(Figure collection entries)
.....
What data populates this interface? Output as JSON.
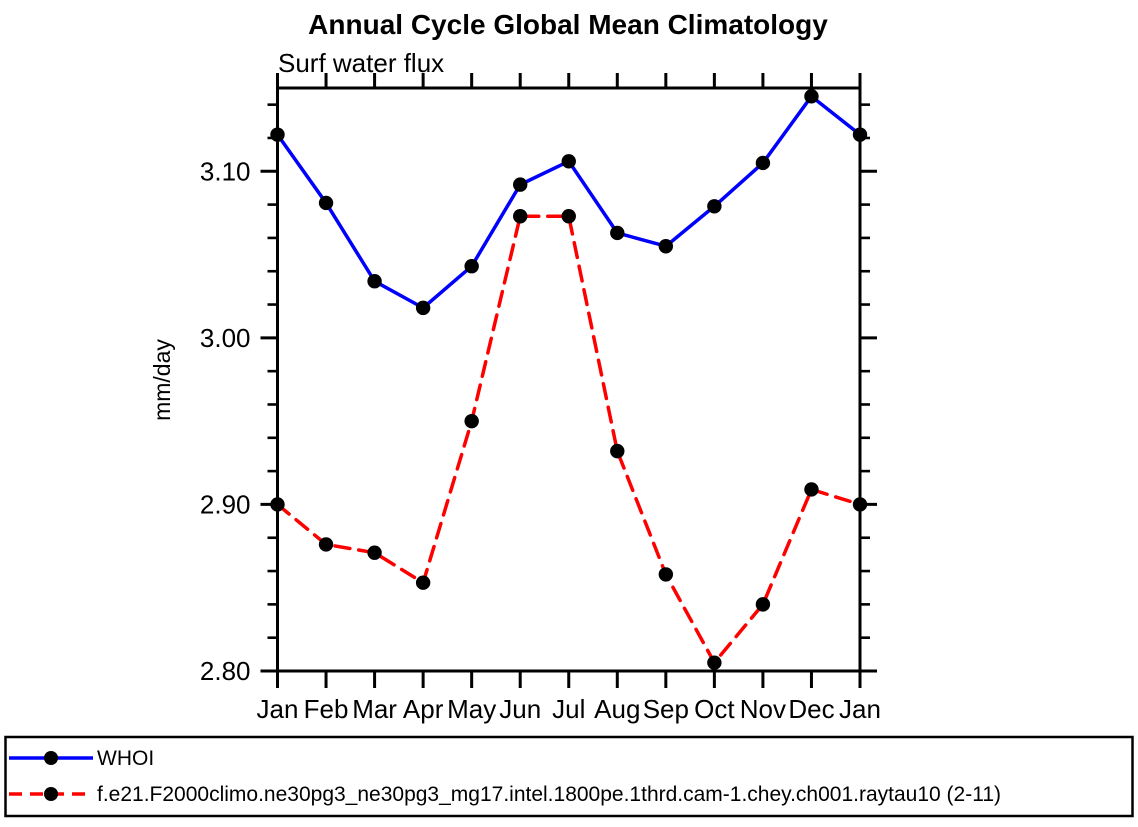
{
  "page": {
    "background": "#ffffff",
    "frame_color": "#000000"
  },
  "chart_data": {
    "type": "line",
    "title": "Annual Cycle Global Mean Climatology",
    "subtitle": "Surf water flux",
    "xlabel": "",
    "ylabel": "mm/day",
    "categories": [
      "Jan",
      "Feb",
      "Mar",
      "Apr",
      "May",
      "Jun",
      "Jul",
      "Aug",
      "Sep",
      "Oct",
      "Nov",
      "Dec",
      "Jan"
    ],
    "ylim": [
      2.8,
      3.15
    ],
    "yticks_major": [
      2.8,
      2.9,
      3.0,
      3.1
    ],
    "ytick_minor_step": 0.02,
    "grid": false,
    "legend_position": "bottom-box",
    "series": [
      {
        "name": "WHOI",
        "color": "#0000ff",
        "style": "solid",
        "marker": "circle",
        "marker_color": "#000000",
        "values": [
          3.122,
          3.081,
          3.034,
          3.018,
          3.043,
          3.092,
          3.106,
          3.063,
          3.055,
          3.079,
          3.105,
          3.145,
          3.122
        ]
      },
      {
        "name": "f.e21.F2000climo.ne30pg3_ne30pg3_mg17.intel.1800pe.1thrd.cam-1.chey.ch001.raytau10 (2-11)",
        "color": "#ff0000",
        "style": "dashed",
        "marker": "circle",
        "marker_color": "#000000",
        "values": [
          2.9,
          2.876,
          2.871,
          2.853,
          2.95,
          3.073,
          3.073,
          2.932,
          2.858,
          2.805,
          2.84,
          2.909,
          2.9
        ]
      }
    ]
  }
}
.....
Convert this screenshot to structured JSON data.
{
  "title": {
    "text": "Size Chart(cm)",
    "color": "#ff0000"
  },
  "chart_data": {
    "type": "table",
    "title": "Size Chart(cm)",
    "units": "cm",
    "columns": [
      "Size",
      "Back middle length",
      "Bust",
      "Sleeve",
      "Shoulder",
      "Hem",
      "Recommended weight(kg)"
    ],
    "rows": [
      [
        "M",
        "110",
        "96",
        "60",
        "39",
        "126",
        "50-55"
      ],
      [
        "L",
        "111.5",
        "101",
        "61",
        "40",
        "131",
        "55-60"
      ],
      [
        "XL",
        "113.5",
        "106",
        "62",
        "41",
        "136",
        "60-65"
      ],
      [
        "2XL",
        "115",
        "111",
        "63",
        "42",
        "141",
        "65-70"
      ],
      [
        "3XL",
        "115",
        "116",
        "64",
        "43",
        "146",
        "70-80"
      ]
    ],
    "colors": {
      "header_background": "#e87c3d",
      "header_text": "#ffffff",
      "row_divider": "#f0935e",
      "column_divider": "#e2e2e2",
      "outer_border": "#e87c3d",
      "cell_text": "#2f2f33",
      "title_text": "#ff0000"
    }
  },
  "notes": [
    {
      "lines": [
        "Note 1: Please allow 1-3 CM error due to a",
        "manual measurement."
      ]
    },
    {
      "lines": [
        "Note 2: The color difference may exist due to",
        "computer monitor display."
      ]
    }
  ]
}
.....
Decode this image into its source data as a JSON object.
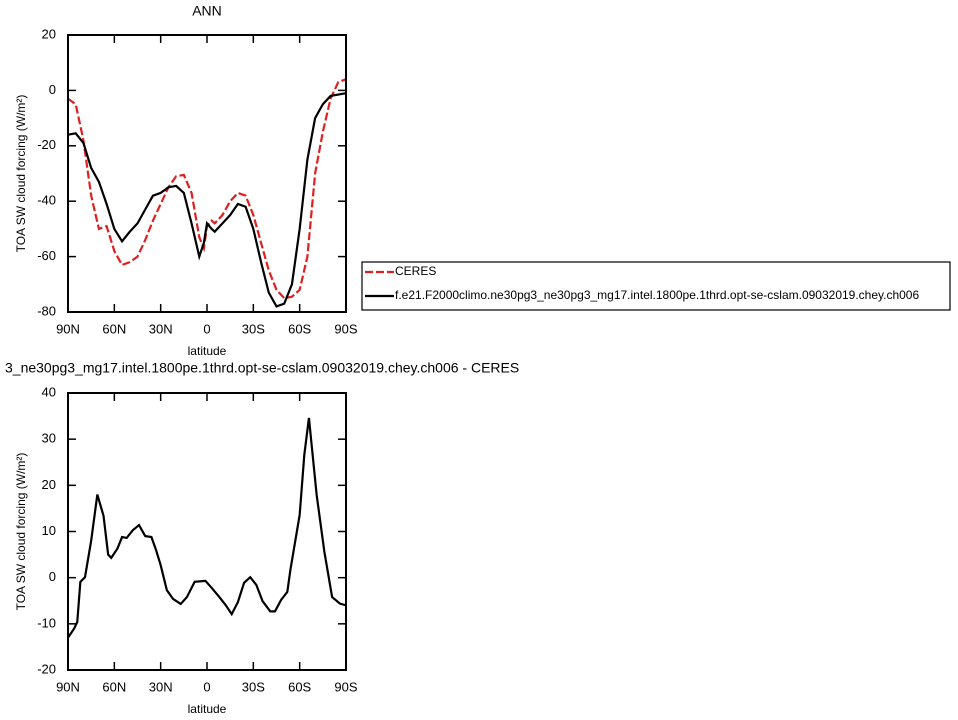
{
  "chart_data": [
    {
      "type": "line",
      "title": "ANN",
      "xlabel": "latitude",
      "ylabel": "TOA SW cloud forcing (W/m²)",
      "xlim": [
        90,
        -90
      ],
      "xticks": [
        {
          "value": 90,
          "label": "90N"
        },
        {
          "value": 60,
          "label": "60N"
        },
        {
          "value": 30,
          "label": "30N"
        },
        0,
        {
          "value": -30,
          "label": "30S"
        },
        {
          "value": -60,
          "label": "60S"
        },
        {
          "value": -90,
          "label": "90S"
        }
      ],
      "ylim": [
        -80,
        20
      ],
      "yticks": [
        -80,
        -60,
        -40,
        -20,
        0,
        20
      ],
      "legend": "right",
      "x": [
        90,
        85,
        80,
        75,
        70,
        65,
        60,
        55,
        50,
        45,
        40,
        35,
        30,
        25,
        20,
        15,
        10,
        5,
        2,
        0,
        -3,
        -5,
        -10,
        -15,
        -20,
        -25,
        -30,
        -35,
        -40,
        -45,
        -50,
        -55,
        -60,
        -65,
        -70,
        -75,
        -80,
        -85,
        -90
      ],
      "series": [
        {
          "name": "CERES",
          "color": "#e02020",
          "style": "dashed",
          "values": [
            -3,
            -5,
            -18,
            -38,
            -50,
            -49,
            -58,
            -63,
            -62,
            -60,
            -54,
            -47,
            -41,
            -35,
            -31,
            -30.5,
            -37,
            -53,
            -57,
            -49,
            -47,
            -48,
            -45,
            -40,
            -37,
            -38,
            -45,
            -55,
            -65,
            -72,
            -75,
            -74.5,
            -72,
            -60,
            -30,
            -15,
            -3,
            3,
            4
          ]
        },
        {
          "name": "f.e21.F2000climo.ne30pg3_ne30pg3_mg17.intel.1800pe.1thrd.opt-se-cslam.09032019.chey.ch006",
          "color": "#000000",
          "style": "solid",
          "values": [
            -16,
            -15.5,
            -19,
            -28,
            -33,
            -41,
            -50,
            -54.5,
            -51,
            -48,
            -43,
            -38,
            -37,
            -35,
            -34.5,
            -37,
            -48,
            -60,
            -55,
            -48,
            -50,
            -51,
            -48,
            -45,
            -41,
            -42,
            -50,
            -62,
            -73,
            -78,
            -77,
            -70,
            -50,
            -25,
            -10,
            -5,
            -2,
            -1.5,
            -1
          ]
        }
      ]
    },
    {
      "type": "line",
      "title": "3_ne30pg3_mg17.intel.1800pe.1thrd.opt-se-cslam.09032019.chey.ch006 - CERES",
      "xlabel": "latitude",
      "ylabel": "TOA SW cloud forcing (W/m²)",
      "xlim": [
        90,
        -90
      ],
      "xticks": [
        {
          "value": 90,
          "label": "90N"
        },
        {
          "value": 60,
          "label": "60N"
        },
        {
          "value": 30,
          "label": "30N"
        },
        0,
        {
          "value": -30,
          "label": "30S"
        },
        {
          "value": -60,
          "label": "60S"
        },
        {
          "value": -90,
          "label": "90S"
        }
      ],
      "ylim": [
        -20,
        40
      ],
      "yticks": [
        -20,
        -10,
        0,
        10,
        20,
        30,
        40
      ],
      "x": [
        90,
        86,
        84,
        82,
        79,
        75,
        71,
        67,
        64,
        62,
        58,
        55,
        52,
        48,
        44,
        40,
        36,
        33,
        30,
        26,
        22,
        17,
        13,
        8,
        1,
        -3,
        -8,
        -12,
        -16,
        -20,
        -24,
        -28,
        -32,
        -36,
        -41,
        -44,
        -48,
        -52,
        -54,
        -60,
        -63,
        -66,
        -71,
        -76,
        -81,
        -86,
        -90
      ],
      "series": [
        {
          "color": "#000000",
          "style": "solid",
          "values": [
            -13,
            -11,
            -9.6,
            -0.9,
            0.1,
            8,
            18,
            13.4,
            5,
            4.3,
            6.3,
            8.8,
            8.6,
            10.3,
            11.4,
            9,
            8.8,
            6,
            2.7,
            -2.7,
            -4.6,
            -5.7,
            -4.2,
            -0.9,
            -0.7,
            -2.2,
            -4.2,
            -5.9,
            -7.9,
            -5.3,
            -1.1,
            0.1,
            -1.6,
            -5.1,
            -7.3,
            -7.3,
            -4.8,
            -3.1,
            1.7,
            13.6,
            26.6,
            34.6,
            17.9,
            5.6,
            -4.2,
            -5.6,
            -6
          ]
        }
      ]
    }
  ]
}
.....
▶ **TASK TO CARRY OUT**
Make a copy of each line that contains the string "ffffff".

▶ **RESULT**
    "background": "#ffffff",
      "header_text": "#ffffff",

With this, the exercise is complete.